» **What is required**: Repeat the whole listing below, word for word.

━━━ Task data

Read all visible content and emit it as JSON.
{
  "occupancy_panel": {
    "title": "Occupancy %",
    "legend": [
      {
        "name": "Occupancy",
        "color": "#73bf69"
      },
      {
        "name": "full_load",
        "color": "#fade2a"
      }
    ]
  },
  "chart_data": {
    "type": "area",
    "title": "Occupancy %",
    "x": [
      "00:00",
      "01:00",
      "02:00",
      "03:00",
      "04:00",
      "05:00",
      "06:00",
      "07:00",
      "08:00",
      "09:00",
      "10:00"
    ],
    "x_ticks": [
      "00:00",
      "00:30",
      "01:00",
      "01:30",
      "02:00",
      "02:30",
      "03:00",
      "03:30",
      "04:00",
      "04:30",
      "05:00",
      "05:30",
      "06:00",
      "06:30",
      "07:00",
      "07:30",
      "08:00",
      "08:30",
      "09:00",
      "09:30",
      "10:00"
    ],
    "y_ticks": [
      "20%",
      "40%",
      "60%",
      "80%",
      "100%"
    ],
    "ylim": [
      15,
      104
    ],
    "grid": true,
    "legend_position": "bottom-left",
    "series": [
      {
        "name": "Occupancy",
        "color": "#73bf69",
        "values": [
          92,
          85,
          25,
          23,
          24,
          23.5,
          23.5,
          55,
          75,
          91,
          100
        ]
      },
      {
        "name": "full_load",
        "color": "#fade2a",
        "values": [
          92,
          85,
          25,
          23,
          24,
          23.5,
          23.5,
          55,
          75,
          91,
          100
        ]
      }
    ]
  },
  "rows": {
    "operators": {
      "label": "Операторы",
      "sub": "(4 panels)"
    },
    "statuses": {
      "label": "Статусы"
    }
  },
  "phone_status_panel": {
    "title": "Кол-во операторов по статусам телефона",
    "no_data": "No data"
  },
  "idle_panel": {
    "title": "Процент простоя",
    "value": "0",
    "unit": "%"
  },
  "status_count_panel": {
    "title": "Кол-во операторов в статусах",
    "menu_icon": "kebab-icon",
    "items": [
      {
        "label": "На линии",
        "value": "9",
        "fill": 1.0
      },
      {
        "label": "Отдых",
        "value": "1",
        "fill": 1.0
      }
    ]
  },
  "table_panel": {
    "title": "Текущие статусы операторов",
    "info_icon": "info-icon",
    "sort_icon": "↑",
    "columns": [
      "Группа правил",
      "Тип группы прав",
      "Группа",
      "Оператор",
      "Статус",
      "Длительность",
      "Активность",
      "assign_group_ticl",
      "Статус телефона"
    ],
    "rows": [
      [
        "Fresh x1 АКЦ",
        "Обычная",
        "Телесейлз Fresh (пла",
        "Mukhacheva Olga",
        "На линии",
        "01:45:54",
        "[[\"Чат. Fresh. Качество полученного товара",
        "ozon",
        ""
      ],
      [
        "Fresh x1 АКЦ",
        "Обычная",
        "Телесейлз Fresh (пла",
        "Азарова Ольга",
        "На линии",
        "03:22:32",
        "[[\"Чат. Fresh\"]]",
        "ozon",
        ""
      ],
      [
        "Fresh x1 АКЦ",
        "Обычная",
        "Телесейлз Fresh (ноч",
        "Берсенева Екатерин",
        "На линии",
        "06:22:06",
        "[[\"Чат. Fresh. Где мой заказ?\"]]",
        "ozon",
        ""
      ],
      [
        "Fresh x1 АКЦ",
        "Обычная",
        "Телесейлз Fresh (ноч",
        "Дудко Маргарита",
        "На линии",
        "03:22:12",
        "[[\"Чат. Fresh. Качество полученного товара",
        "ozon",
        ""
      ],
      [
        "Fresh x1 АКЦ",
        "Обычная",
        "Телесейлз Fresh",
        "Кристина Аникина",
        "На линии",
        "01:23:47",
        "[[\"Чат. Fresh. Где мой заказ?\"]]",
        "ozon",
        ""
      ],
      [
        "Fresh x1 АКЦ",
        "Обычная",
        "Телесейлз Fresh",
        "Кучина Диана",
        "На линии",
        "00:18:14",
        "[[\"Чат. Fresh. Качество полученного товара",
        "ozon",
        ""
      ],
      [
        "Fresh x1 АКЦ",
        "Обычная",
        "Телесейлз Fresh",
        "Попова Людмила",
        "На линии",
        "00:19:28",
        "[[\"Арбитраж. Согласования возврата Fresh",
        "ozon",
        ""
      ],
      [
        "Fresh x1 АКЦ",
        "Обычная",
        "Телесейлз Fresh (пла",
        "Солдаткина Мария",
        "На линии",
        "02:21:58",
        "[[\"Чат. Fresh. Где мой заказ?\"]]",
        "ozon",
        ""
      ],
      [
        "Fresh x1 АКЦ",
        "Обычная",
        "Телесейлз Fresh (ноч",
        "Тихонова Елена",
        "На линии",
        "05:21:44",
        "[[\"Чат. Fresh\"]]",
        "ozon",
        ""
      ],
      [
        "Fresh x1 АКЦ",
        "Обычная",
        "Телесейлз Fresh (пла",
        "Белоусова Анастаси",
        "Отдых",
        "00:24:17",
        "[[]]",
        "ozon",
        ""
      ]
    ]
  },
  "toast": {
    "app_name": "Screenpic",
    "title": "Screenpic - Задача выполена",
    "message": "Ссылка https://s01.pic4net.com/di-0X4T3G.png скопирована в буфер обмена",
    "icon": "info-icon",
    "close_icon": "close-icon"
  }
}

━━━━━━

» **Exercise answer**:
Read all visible content and emit it as JSON.
{
  "occupancy_panel": {
    "title": "Occupancy %",
    "legend": [
      {
        "name": "Occupancy",
        "color": "#73bf69"
      },
      {
        "name": "full_load",
        "color": "#fade2a"
      }
    ]
  },
  "chart_data": {
    "type": "area",
    "title": "Occupancy %",
    "x": [
      "00:00",
      "01:00",
      "02:00",
      "03:00",
      "04:00",
      "05:00",
      "06:00",
      "07:00",
      "08:00",
      "09:00",
      "10:00"
    ],
    "x_ticks": [
      "00:00",
      "00:30",
      "01:00",
      "01:30",
      "02:00",
      "02:30",
      "03:00",
      "03:30",
      "04:00",
      "04:30",
      "05:00",
      "05:30",
      "06:00",
      "06:30",
      "07:00",
      "07:30",
      "08:00",
      "08:30",
      "09:00",
      "09:30",
      "10:00"
    ],
    "y_ticks": [
      "20%",
      "40%",
      "60%",
      "80%",
      "100%"
    ],
    "ylim": [
      15,
      104
    ],
    "grid": true,
    "legend_position": "bottom-left",
    "series": [
      {
        "name": "Occupancy",
        "color": "#73bf69",
        "values": [
          92,
          85,
          25,
          23,
          24,
          23.5,
          23.5,
          55,
          75,
          91,
          100
        ]
      },
      {
        "name": "full_load",
        "color": "#fade2a",
        "values": [
          92,
          85,
          25,
          23,
          24,
          23.5,
          23.5,
          55,
          75,
          91,
          100
        ]
      }
    ]
  },
  "rows": {
    "operators": {
      "label": "Операторы",
      "sub": "(4 panels)"
    },
    "statuses": {
      "label": "Статусы"
    }
  },
  "phone_status_panel": {
    "title": "Кол-во операторов по статусам телефона",
    "no_data": "No data"
  },
  "idle_panel": {
    "title": "Процент простоя",
    "value": "0",
    "unit": "%"
  },
  "status_count_panel": {
    "title": "Кол-во операторов в статусах",
    "menu_icon": "kebab-icon",
    "items": [
      {
        "label": "На линии",
        "value": "9",
        "fill": 1.0
      },
      {
        "label": "Отдых",
        "value": "1",
        "fill": 1.0
      }
    ]
  },
  "table_panel": {
    "title": "Текущие статусы операторов",
    "info_icon": "info-icon",
    "sort_icon": "↑",
    "columns": [
      "Группа правил",
      "Тип группы прав",
      "Группа",
      "Оператор",
      "Статус",
      "Длительность",
      "Активность",
      "assign_group_ticl",
      "Статус телефона"
    ],
    "rows": [
      [
        "Fresh x1 АКЦ",
        "Обычная",
        "Телесейлз Fresh (пла",
        "Mukhacheva Olga",
        "На линии",
        "01:45:54",
        "[[\"Чат. Fresh. Качество полученного товара",
        "ozon",
        ""
      ],
      [
        "Fresh x1 АКЦ",
        "Обычная",
        "Телесейлз Fresh (пла",
        "Азарова Ольга",
        "На линии",
        "03:22:32",
        "[[\"Чат. Fresh\"]]",
        "ozon",
        ""
      ],
      [
        "Fresh x1 АКЦ",
        "Обычная",
        "Телесейлз Fresh (ноч",
        "Берсенева Екатерин",
        "На линии",
        "06:22:06",
        "[[\"Чат. Fresh. Где мой заказ?\"]]",
        "ozon",
        ""
      ],
      [
        "Fresh x1 АКЦ",
        "Обычная",
        "Телесейлз Fresh (ноч",
        "Дудко Маргарита",
        "На линии",
        "03:22:12",
        "[[\"Чат. Fresh. Качество полученного товара",
        "ozon",
        ""
      ],
      [
        "Fresh x1 АКЦ",
        "Обычная",
        "Телесейлз Fresh",
        "Кристина Аникина",
        "На линии",
        "01:23:47",
        "[[\"Чат. Fresh. Где мой заказ?\"]]",
        "ozon",
        ""
      ],
      [
        "Fresh x1 АКЦ",
        "Обычная",
        "Телесейлз Fresh",
        "Кучина Диана",
        "На линии",
        "00:18:14",
        "[[\"Чат. Fresh. Качество полученного товара",
        "ozon",
        ""
      ],
      [
        "Fresh x1 АКЦ",
        "Обычная",
        "Телесейлз Fresh",
        "Попова Людмила",
        "На линии",
        "00:19:28",
        "[[\"Арбитраж. Согласования возврата Fresh",
        "ozon",
        ""
      ],
      [
        "Fresh x1 АКЦ",
        "Обычная",
        "Телесейлз Fresh (пла",
        "Солдаткина Мария",
        "На линии",
        "02:21:58",
        "[[\"Чат. Fresh. Где мой заказ?\"]]",
        "ozon",
        ""
      ],
      [
        "Fresh x1 АКЦ",
        "Обычная",
        "Телесейлз Fresh (ноч",
        "Тихонова Елена",
        "На линии",
        "05:21:44",
        "[[\"Чат. Fresh\"]]",
        "ozon",
        ""
      ],
      [
        "Fresh x1 АКЦ",
        "Обычная",
        "Телесейлз Fresh (пла",
        "Белоусова Анастаси",
        "Отдых",
        "00:24:17",
        "[[]]",
        "ozon",
        ""
      ]
    ]
  },
  "toast": {
    "app_name": "Screenpic",
    "title": "Screenpic - Задача выполена",
    "message": "Ссылка https://s01.pic4net.com/di-0X4T3G.png скопирована в буфер обмена",
    "icon": "info-icon",
    "close_icon": "close-icon"
  }
}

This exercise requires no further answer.